Data entries
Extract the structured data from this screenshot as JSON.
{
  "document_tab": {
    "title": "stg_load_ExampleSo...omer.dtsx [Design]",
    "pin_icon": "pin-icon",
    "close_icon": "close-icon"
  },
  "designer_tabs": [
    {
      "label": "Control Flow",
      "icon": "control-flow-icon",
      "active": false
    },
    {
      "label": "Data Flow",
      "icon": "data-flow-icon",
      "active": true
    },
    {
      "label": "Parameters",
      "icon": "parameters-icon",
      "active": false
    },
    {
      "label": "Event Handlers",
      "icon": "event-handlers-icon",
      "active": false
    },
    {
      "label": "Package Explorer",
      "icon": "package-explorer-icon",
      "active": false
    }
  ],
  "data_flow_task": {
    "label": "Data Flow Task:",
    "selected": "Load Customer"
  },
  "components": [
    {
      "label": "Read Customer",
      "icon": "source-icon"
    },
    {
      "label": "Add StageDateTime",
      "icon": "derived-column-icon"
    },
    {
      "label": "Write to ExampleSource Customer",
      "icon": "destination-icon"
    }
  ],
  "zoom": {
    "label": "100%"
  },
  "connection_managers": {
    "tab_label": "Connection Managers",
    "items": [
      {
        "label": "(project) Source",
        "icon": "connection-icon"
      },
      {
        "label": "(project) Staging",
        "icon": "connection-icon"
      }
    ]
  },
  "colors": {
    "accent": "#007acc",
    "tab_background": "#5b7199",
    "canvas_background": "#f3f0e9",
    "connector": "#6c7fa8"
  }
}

### What to do
Print every line of the records exactly. Omit nothing.

### Response for this exercise
Extract the structured data from this screenshot as JSON.
{
  "document_tab": {
    "title": "stg_load_ExampleSo...omer.dtsx [Design]",
    "pin_icon": "pin-icon",
    "close_icon": "close-icon"
  },
  "designer_tabs": [
    {
      "label": "Control Flow",
      "icon": "control-flow-icon",
      "active": false
    },
    {
      "label": "Data Flow",
      "icon": "data-flow-icon",
      "active": true
    },
    {
      "label": "Parameters",
      "icon": "parameters-icon",
      "active": false
    },
    {
      "label": "Event Handlers",
      "icon": "event-handlers-icon",
      "active": false
    },
    {
      "label": "Package Explorer",
      "icon": "package-explorer-icon",
      "active": false
    }
  ],
  "data_flow_task": {
    "label": "Data Flow Task:",
    "selected": "Load Customer"
  },
  "components": [
    {
      "label": "Read Customer",
      "icon": "source-icon"
    },
    {
      "label": "Add StageDateTime",
      "icon": "derived-column-icon"
    },
    {
      "label": "Write to ExampleSource Customer",
      "icon": "destination-icon"
    }
  ],
  "zoom": {
    "label": "100%"
  },
  "connection_managers": {
    "tab_label": "Connection Managers",
    "items": [
      {
        "label": "(project) Source",
        "icon": "connection-icon"
      },
      {
        "label": "(project) Staging",
        "icon": "connection-icon"
      }
    ]
  },
  "colors": {
    "accent": "#007acc",
    "tab_background": "#5b7199",
    "canvas_background": "#f3f0e9",
    "connector": "#6c7fa8"
  }
}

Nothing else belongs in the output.